### EXERCISE DETAILS
From the records below, count the lines holding the string "British". Only the number is wanted.

[GIVEN DATA — start]

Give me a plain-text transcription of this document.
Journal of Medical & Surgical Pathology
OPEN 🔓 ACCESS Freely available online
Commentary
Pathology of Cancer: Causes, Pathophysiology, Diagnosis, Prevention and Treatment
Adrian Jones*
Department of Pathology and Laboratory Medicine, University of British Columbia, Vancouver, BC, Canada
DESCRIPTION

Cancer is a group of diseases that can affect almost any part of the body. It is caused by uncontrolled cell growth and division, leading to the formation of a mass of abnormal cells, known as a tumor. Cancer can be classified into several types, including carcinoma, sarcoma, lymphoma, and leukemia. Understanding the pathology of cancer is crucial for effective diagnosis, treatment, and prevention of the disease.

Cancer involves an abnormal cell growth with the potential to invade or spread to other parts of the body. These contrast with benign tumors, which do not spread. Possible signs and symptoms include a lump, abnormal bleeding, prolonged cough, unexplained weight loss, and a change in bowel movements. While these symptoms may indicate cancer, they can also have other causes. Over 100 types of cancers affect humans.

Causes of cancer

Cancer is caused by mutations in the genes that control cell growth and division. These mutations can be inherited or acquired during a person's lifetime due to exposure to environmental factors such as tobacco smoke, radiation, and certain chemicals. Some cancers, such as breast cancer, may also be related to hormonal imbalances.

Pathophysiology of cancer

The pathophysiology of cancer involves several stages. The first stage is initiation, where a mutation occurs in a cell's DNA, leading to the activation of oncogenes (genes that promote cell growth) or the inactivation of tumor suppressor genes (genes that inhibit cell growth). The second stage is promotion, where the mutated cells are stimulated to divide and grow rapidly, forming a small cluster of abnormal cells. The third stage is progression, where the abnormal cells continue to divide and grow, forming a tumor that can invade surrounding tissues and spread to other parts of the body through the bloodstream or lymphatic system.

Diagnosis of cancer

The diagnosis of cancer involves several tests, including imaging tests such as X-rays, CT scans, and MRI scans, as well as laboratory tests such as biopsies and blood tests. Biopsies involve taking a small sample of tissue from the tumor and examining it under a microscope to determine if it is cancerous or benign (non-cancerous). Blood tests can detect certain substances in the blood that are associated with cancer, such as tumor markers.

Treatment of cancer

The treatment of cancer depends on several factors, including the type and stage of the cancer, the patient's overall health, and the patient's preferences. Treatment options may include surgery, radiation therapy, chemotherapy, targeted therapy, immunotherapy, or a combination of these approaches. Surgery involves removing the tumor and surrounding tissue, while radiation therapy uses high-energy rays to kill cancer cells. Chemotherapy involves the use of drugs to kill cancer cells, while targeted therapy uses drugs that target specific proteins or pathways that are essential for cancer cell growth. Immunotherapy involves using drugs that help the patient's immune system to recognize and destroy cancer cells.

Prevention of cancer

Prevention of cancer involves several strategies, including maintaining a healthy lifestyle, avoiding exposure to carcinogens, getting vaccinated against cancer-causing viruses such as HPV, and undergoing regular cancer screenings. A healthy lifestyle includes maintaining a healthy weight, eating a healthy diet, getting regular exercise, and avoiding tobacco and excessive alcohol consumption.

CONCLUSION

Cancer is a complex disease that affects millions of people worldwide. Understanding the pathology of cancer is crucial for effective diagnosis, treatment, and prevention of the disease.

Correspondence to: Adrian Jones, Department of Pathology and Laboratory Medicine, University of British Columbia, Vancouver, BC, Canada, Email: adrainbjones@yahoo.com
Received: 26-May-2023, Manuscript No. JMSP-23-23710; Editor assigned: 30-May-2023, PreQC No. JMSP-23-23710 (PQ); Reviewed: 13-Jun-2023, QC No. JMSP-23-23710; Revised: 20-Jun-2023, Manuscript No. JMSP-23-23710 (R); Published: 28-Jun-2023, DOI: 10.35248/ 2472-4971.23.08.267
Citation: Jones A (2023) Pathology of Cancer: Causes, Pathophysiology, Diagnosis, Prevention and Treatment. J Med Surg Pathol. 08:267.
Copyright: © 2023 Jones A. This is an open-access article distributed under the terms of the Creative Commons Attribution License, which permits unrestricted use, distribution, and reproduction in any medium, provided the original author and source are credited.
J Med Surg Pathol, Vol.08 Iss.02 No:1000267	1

[GIVEN DATA — finish]

### SOLVED PROBLEM
2